— Required work —
Repeat the listing in full. Nothing may be added or left out.

Dataset excerpts
--
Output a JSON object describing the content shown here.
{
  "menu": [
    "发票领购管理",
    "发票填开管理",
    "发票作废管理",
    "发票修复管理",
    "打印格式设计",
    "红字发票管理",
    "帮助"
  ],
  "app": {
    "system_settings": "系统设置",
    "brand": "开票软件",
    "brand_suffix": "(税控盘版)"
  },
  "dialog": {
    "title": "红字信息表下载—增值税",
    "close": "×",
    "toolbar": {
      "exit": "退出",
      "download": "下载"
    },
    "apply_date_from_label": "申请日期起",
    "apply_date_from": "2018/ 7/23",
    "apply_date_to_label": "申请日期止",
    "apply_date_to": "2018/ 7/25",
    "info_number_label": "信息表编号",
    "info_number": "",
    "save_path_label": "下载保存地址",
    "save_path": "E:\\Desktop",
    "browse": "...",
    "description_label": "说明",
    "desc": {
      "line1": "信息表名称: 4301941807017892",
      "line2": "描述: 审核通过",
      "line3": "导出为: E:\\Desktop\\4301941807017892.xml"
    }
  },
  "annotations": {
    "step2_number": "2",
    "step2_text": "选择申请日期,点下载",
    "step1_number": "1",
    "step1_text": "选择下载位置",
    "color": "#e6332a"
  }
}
--
— Final result —
Output a JSON object describing the content shown here.
{
  "menu": [
    "发票领购管理",
    "发票填开管理",
    "发票作废管理",
    "发票修复管理",
    "打印格式设计",
    "红字发票管理",
    "帮助"
  ],
  "app": {
    "system_settings": "系统设置",
    "brand": "开票软件",
    "brand_suffix": "(税控盘版)"
  },
  "dialog": {
    "title": "红字信息表下载—增值税",
    "close": "×",
    "toolbar": {
      "exit": "退出",
      "download": "下载"
    },
    "apply_date_from_label": "申请日期起",
    "apply_date_from": "2018/ 7/23",
    "apply_date_to_label": "申请日期止",
    "apply_date_to": "2018/ 7/25",
    "info_number_label": "信息表编号",
    "info_number": "",
    "save_path_label": "下载保存地址",
    "save_path": "E:\\Desktop",
    "browse": "...",
    "description_label": "说明",
    "desc": {
      "line1": "信息表名称: 4301941807017892",
      "line2": "描述: 审核通过",
      "line3": "导出为: E:\\Desktop\\4301941807017892.xml"
    }
  },
  "annotations": {
    "step2_number": "2",
    "step2_text": "选择申请日期,点下载",
    "step1_number": "1",
    "step1_text": "选择下载位置",
    "color": "#e6332a"
  }
}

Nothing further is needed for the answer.